WHAT YOU ARE ASKED TO DO :: Return the material word for word. Do not include pictures.

DATA IN THIS EXERCISE ::
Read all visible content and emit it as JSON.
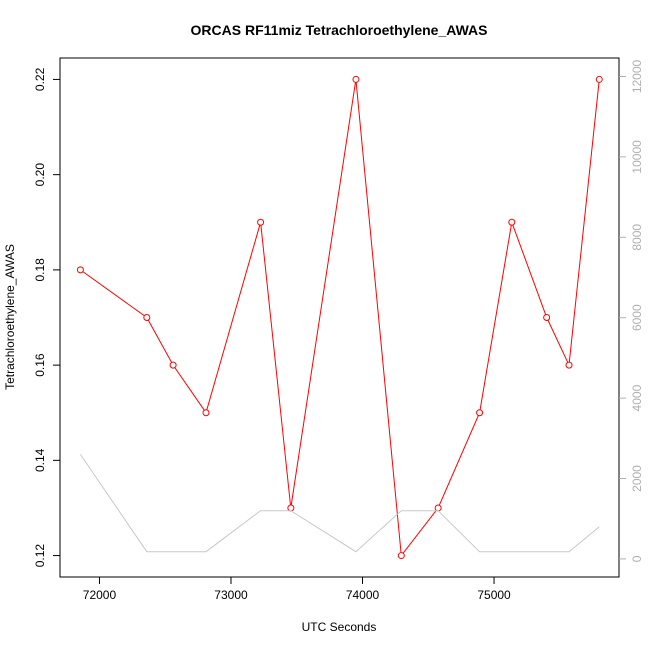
{
  "chart_data": {
    "type": "line",
    "title": "ORCAS RF11miz Tetrachloroethylene_AWAS",
    "xlabel": "UTC Seconds",
    "ylabel": "Tetrachloroethylene_AWAS",
    "xlim": [
      71700,
      75950
    ],
    "ylim": [
      0.1155,
      0.2245
    ],
    "y2lim": [
      -450,
      12460
    ],
    "x_ticks": [
      72000,
      73000,
      74000,
      75000
    ],
    "x_tick_labels": [
      "72000",
      "73000",
      "74000",
      "75000"
    ],
    "y_ticks": [
      0.12,
      0.14,
      0.16,
      0.18,
      0.2,
      0.22
    ],
    "y_tick_labels": [
      "0.12",
      "0.14",
      "0.16",
      "0.18",
      "0.20",
      "0.22"
    ],
    "y2_ticks": [
      0,
      2000,
      4000,
      6000,
      8000,
      10000,
      12000
    ],
    "y2_tick_labels": [
      "0",
      "2000",
      "4000",
      "6000",
      "8000",
      "10000",
      "12000"
    ],
    "grid": false,
    "series": [
      {
        "axis": "left",
        "color": "#ff0000",
        "marker": "open-circle",
        "x": [
          71855,
          72360,
          72560,
          72810,
          73225,
          73455,
          73950,
          74295,
          74575,
          74890,
          75135,
          75400,
          75570,
          75800
        ],
        "values": [
          0.18,
          0.17,
          0.16,
          0.15,
          0.19,
          0.13,
          0.22,
          0.12,
          0.13,
          0.15,
          0.19,
          0.17,
          0.16,
          0.22
        ]
      },
      {
        "axis": "right",
        "color": "#c8c8c8",
        "marker": "none",
        "x": [
          71855,
          72360,
          72810,
          73225,
          73455,
          73950,
          74295,
          74575,
          74890,
          75570,
          75800
        ],
        "values": [
          2600,
          180,
          180,
          1200,
          1200,
          180,
          1200,
          1200,
          180,
          180,
          800
        ]
      }
    ]
  }
}
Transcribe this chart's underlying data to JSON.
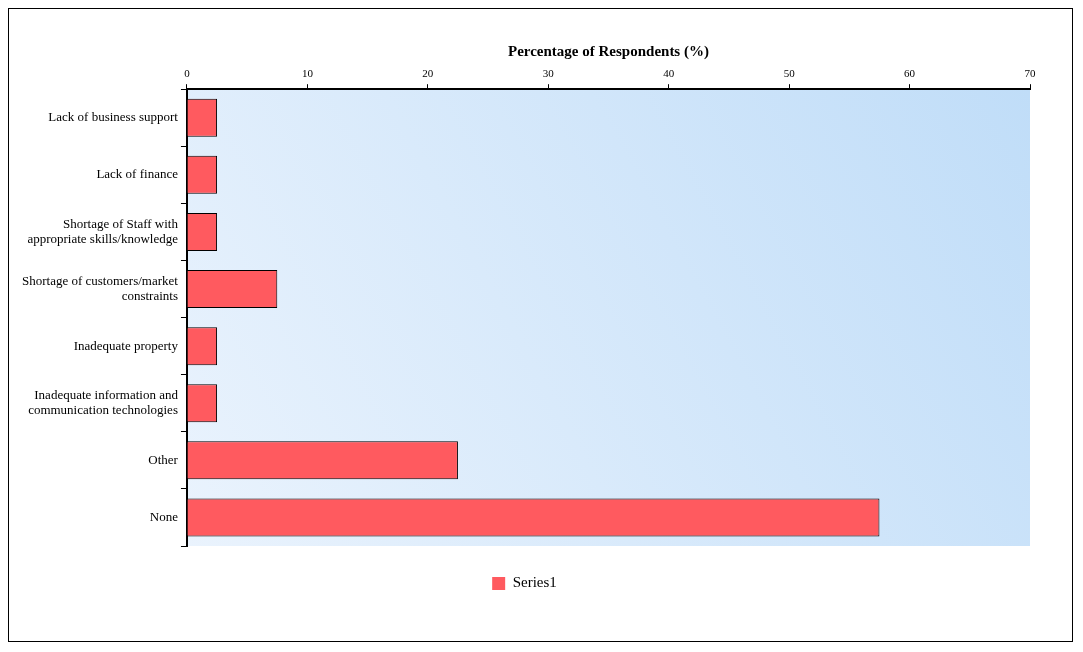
{
  "chart_data": {
    "type": "bar",
    "orientation": "horizontal",
    "xlabel": "Percentage of Respondents (%)",
    "categories": [
      "Lack of business support",
      "Lack of finance",
      "Shortage of Staff with appropriate skills/knowledge",
      "Shortage of customers/market constraints",
      "Inadequate property",
      "Inadequate information and communication technologies",
      "Other",
      "None"
    ],
    "series": [
      {
        "name": "Series1",
        "color": "#ff5a5f",
        "values": [
          2.5,
          2.5,
          2.5,
          7.5,
          2.5,
          2.5,
          22.5,
          57.5
        ]
      }
    ],
    "xlim": [
      0,
      70
    ],
    "xticks": [
      0,
      10,
      20,
      30,
      40,
      50,
      60,
      70
    ],
    "grid": false,
    "legend": "bottom"
  }
}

SOLUTION BELOW ::
Read all visible content and emit it as JSON.
{
  "chart_data": {
    "type": "line",
    "title": "ORCAS RF11miz Tetrachloroethylene_AWAS",
    "xlabel": "UTC Seconds",
    "ylabel": "Tetrachloroethylene_AWAS",
    "xlim": [
      71700,
      75950
    ],
    "ylim": [
      0.1155,
      0.2245
    ],
    "y2lim": [
      -450,
      12460
    ],
    "x_ticks": [
      72000,
      73000,
      74000,
      75000
    ],
    "x_tick_labels": [
      "72000",
      "73000",
      "74000",
      "75000"
    ],
    "y_ticks": [
      0.12,
      0.14,
      0.16,
      0.18,
      0.2,
      0.22
    ],
    "y_tick_labels": [
      "0.12",
      "0.14",
      "0.16",
      "0.18",
      "0.20",
      "0.22"
    ],
    "y2_ticks": [
      0,
      2000,
      4000,
      6000,
      8000,
      10000,
      12000
    ],
    "y2_tick_labels": [
      "0",
      "2000",
      "4000",
      "6000",
      "8000",
      "10000",
      "12000"
    ],
    "grid": false,
    "series": [
      {
        "axis": "left",
        "color": "#ff0000",
        "marker": "open-circle",
        "x": [
          71855,
          72360,
          72560,
          72810,
          73225,
          73455,
          73950,
          74295,
          74575,
          74890,
          75135,
          75400,
          75570,
          75800
        ],
        "values": [
          0.18,
          0.17,
          0.16,
          0.15,
          0.19,
          0.13,
          0.22,
          0.12,
          0.13,
          0.15,
          0.19,
          0.17,
          0.16,
          0.22
        ]
      },
      {
        "axis": "right",
        "color": "#c8c8c8",
        "marker": "none",
        "x": [
          71855,
          72360,
          72810,
          73225,
          73455,
          73950,
          74295,
          74575,
          74890,
          75570,
          75800
        ],
        "values": [
          2600,
          180,
          180,
          1200,
          1200,
          180,
          1200,
          1200,
          180,
          180,
          800
        ]
      }
    ]
  }
}
Transcribe this chart's underlying data to JSON.
{
  "chart_data": {
    "type": "bar",
    "orientation": "horizontal",
    "xlabel": "Percentage of Respondents (%)",
    "categories": [
      "Lack of business support",
      "Lack of finance",
      "Shortage of Staff with appropriate skills/knowledge",
      "Shortage of customers/market constraints",
      "Inadequate property",
      "Inadequate information and communication technologies",
      "Other",
      "None"
    ],
    "series": [
      {
        "name": "Series1",
        "color": "#ff5a5f",
        "values": [
          2.5,
          2.5,
          2.5,
          7.5,
          2.5,
          2.5,
          22.5,
          57.5
        ]
      }
    ],
    "xlim": [
      0,
      70
    ],
    "xticks": [
      0,
      10,
      20,
      30,
      40,
      50,
      60,
      70
    ],
    "grid": false,
    "legend": "bottom"
  }
}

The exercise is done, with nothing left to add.